# Start of Listed records

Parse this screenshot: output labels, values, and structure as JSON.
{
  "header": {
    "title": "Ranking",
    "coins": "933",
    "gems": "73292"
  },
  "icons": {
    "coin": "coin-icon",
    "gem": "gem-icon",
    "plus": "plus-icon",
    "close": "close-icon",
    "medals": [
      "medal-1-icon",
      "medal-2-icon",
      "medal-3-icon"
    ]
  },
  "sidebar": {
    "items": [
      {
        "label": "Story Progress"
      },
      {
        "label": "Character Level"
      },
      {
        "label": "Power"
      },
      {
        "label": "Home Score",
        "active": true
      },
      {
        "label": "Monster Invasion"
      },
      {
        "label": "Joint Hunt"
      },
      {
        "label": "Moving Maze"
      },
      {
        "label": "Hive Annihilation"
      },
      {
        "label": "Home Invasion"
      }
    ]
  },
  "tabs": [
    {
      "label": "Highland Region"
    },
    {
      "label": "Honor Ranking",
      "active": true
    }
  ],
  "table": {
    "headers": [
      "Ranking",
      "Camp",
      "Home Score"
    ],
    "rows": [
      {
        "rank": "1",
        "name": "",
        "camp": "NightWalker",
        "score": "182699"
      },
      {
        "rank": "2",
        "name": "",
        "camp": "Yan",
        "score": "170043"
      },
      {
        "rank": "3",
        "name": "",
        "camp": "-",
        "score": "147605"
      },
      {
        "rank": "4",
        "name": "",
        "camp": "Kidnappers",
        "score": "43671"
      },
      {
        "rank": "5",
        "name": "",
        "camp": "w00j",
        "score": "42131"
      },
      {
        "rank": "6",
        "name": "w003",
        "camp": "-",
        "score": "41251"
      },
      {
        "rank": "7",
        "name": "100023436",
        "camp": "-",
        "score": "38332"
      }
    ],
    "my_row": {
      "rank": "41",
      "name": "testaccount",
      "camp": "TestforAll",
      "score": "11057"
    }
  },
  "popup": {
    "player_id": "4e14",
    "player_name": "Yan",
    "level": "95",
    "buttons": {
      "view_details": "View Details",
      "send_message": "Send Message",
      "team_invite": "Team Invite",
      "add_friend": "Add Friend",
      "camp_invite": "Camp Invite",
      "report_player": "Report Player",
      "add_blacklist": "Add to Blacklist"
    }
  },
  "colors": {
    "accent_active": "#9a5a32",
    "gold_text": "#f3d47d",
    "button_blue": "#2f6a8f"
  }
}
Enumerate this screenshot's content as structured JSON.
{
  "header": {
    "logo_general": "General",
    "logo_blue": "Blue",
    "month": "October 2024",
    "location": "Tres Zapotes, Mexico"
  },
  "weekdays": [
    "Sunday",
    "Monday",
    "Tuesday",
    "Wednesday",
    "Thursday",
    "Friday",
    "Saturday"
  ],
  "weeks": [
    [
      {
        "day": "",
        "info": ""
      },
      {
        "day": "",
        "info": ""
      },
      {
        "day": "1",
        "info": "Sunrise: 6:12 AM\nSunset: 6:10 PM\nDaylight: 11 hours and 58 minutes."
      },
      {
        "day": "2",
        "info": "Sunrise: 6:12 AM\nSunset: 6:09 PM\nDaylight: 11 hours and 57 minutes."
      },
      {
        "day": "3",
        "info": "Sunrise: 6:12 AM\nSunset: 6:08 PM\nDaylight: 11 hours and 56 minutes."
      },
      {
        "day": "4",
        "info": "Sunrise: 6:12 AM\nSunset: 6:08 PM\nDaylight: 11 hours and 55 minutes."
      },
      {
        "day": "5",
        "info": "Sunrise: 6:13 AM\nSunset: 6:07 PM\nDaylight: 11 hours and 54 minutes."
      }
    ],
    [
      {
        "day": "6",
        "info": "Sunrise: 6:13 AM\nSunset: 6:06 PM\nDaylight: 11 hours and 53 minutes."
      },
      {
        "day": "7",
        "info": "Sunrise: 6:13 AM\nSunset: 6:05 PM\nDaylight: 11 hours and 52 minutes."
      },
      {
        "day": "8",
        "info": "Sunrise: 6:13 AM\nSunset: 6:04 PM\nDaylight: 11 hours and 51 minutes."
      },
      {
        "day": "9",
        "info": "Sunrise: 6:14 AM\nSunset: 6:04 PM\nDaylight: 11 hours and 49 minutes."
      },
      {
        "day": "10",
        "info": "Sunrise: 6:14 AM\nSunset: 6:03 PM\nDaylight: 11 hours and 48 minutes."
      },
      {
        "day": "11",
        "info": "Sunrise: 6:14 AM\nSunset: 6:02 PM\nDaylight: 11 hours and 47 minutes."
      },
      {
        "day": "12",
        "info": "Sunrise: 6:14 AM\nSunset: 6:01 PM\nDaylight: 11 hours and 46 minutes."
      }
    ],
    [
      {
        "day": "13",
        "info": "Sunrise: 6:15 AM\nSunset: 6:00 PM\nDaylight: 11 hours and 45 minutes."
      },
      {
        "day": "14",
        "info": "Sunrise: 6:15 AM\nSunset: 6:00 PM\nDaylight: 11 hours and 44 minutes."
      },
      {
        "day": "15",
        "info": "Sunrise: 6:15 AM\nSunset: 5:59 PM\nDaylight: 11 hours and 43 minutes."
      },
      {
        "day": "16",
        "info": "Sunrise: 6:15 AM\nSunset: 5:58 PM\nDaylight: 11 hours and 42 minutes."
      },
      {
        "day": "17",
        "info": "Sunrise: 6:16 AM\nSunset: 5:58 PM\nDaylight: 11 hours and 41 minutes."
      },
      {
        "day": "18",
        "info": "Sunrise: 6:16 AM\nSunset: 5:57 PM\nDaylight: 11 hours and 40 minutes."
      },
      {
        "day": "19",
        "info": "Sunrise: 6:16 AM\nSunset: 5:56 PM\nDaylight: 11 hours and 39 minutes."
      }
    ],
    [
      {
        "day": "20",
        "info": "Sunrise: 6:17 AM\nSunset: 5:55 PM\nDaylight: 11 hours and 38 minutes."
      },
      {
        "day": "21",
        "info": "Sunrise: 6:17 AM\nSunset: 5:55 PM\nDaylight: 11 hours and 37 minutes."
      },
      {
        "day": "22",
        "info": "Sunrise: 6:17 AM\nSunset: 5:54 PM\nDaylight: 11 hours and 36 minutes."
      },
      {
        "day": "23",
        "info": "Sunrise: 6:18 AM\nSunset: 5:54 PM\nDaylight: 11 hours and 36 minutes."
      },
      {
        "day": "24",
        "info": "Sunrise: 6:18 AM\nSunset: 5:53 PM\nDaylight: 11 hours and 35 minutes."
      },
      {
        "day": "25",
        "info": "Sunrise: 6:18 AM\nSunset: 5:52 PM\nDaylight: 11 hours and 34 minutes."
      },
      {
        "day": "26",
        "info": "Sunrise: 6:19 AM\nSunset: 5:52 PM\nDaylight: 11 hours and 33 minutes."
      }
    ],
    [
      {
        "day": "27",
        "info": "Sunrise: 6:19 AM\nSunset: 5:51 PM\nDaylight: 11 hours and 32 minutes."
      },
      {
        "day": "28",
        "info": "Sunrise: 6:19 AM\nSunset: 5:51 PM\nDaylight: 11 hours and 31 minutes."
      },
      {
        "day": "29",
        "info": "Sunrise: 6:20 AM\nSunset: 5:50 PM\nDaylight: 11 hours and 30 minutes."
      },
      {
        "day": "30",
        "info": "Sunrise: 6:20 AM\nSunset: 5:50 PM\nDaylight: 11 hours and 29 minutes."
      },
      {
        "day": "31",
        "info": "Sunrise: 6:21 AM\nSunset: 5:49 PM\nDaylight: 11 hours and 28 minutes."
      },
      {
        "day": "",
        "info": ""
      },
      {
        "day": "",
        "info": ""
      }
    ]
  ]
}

# End of Listed records

-- Task --
The full set of records should be duplicated exactly.

-- Exercise result --
Parse this screenshot: output labels, values, and structure as JSON.
{
  "header": {
    "title": "Ranking",
    "coins": "933",
    "gems": "73292"
  },
  "icons": {
    "coin": "coin-icon",
    "gem": "gem-icon",
    "plus": "plus-icon",
    "close": "close-icon",
    "medals": [
      "medal-1-icon",
      "medal-2-icon",
      "medal-3-icon"
    ]
  },
  "sidebar": {
    "items": [
      {
        "label": "Story Progress"
      },
      {
        "label": "Character Level"
      },
      {
        "label": "Power"
      },
      {
        "label": "Home Score",
        "active": true
      },
      {
        "label": "Monster Invasion"
      },
      {
        "label": "Joint Hunt"
      },
      {
        "label": "Moving Maze"
      },
      {
        "label": "Hive Annihilation"
      },
      {
        "label": "Home Invasion"
      }
    ]
  },
  "tabs": [
    {
      "label": "Highland Region"
    },
    {
      "label": "Honor Ranking",
      "active": true
    }
  ],
  "table": {
    "headers": [
      "Ranking",
      "Camp",
      "Home Score"
    ],
    "rows": [
      {
        "rank": "1",
        "name": "",
        "camp": "NightWalker",
        "score": "182699"
      },
      {
        "rank": "2",
        "name": "",
        "camp": "Yan",
        "score": "170043"
      },
      {
        "rank": "3",
        "name": "",
        "camp": "-",
        "score": "147605"
      },
      {
        "rank": "4",
        "name": "",
        "camp": "Kidnappers",
        "score": "43671"
      },
      {
        "rank": "5",
        "name": "",
        "camp": "w00j",
        "score": "42131"
      },
      {
        "rank": "6",
        "name": "w003",
        "camp": "-",
        "score": "41251"
      },
      {
        "rank": "7",
        "name": "100023436",
        "camp": "-",
        "score": "38332"
      }
    ],
    "my_row": {
      "rank": "41",
      "name": "testaccount",
      "camp": "TestforAll",
      "score": "11057"
    }
  },
  "popup": {
    "player_id": "4e14",
    "player_name": "Yan",
    "level": "95",
    "buttons": {
      "view_details": "View Details",
      "send_message": "Send Message",
      "team_invite": "Team Invite",
      "add_friend": "Add Friend",
      "camp_invite": "Camp Invite",
      "report_player": "Report Player",
      "add_blacklist": "Add to Blacklist"
    }
  },
  "colors": {
    "accent_active": "#9a5a32",
    "gold_text": "#f3d47d",
    "button_blue": "#2f6a8f"
  }
}
Enumerate this screenshot's content as structured JSON.
{
  "header": {
    "logo_general": "General",
    "logo_blue": "Blue",
    "month": "October 2024",
    "location": "Tres Zapotes, Mexico"
  },
  "weekdays": [
    "Sunday",
    "Monday",
    "Tuesday",
    "Wednesday",
    "Thursday",
    "Friday",
    "Saturday"
  ],
  "weeks": [
    [
      {
        "day": "",
        "info": ""
      },
      {
        "day": "",
        "info": ""
      },
      {
        "day": "1",
        "info": "Sunrise: 6:12 AM\nSunset: 6:10 PM\nDaylight: 11 hours and 58 minutes."
      },
      {
        "day": "2",
        "info": "Sunrise: 6:12 AM\nSunset: 6:09 PM\nDaylight: 11 hours and 57 minutes."
      },
      {
        "day": "3",
        "info": "Sunrise: 6:12 AM\nSunset: 6:08 PM\nDaylight: 11 hours and 56 minutes."
      },
      {
        "day": "4",
        "info": "Sunrise: 6:12 AM\nSunset: 6:08 PM\nDaylight: 11 hours and 55 minutes."
      },
      {
        "day": "5",
        "info": "Sunrise: 6:13 AM\nSunset: 6:07 PM\nDaylight: 11 hours and 54 minutes."
      }
    ],
    [
      {
        "day": "6",
        "info": "Sunrise: 6:13 AM\nSunset: 6:06 PM\nDaylight: 11 hours and 53 minutes."
      },
      {
        "day": "7",
        "info": "Sunrise: 6:13 AM\nSunset: 6:05 PM\nDaylight: 11 hours and 52 minutes."
      },
      {
        "day": "8",
        "info": "Sunrise: 6:13 AM\nSunset: 6:04 PM\nDaylight: 11 hours and 51 minutes."
      },
      {
        "day": "9",
        "info": "Sunrise: 6:14 AM\nSunset: 6:04 PM\nDaylight: 11 hours and 49 minutes."
      },
      {
        "day": "10",
        "info": "Sunrise: 6:14 AM\nSunset: 6:03 PM\nDaylight: 11 hours and 48 minutes."
      },
      {
        "day": "11",
        "info": "Sunrise: 6:14 AM\nSunset: 6:02 PM\nDaylight: 11 hours and 47 minutes."
      },
      {
        "day": "12",
        "info": "Sunrise: 6:14 AM\nSunset: 6:01 PM\nDaylight: 11 hours and 46 minutes."
      }
    ],
    [
      {
        "day": "13",
        "info": "Sunrise: 6:15 AM\nSunset: 6:00 PM\nDaylight: 11 hours and 45 minutes."
      },
      {
        "day": "14",
        "info": "Sunrise: 6:15 AM\nSunset: 6:00 PM\nDaylight: 11 hours and 44 minutes."
      },
      {
        "day": "15",
        "info": "Sunrise: 6:15 AM\nSunset: 5:59 PM\nDaylight: 11 hours and 43 minutes."
      },
      {
        "day": "16",
        "info": "Sunrise: 6:15 AM\nSunset: 5:58 PM\nDaylight: 11 hours and 42 minutes."
      },
      {
        "day": "17",
        "info": "Sunrise: 6:16 AM\nSunset: 5:58 PM\nDaylight: 11 hours and 41 minutes."
      },
      {
        "day": "18",
        "info": "Sunrise: 6:16 AM\nSunset: 5:57 PM\nDaylight: 11 hours and 40 minutes."
      },
      {
        "day": "19",
        "info": "Sunrise: 6:16 AM\nSunset: 5:56 PM\nDaylight: 11 hours and 39 minutes."
      }
    ],
    [
      {
        "day": "20",
        "info": "Sunrise: 6:17 AM\nSunset: 5:55 PM\nDaylight: 11 hours and 38 minutes."
      },
      {
        "day": "21",
        "info": "Sunrise: 6:17 AM\nSunset: 5:55 PM\nDaylight: 11 hours and 37 minutes."
      },
      {
        "day": "22",
        "info": "Sunrise: 6:17 AM\nSunset: 5:54 PM\nDaylight: 11 hours and 36 minutes."
      },
      {
        "day": "23",
        "info": "Sunrise: 6:18 AM\nSunset: 5:54 PM\nDaylight: 11 hours and 36 minutes."
      },
      {
        "day": "24",
        "info": "Sunrise: 6:18 AM\nSunset: 5:53 PM\nDaylight: 11 hours and 35 minutes."
      },
      {
        "day": "25",
        "info": "Sunrise: 6:18 AM\nSunset: 5:52 PM\nDaylight: 11 hours and 34 minutes."
      },
      {
        "day": "26",
        "info": "Sunrise: 6:19 AM\nSunset: 5:52 PM\nDaylight: 11 hours and 33 minutes."
      }
    ],
    [
      {
        "day": "27",
        "info": "Sunrise: 6:19 AM\nSunset: 5:51 PM\nDaylight: 11 hours and 32 minutes."
      },
      {
        "day": "28",
        "info": "Sunrise: 6:19 AM\nSunset: 5:51 PM\nDaylight: 11 hours and 31 minutes."
      },
      {
        "day": "29",
        "info": "Sunrise: 6:20 AM\nSunset: 5:50 PM\nDaylight: 11 hours and 30 minutes."
      },
      {
        "day": "30",
        "info": "Sunrise: 6:20 AM\nSunset: 5:50 PM\nDaylight: 11 hours and 29 minutes."
      },
      {
        "day": "31",
        "info": "Sunrise: 6:21 AM\nSunset: 5:49 PM\nDaylight: 11 hours and 28 minutes."
      },
      {
        "day": "",
        "info": ""
      },
      {
        "day": "",
        "info": ""
      }
    ]
  ]
}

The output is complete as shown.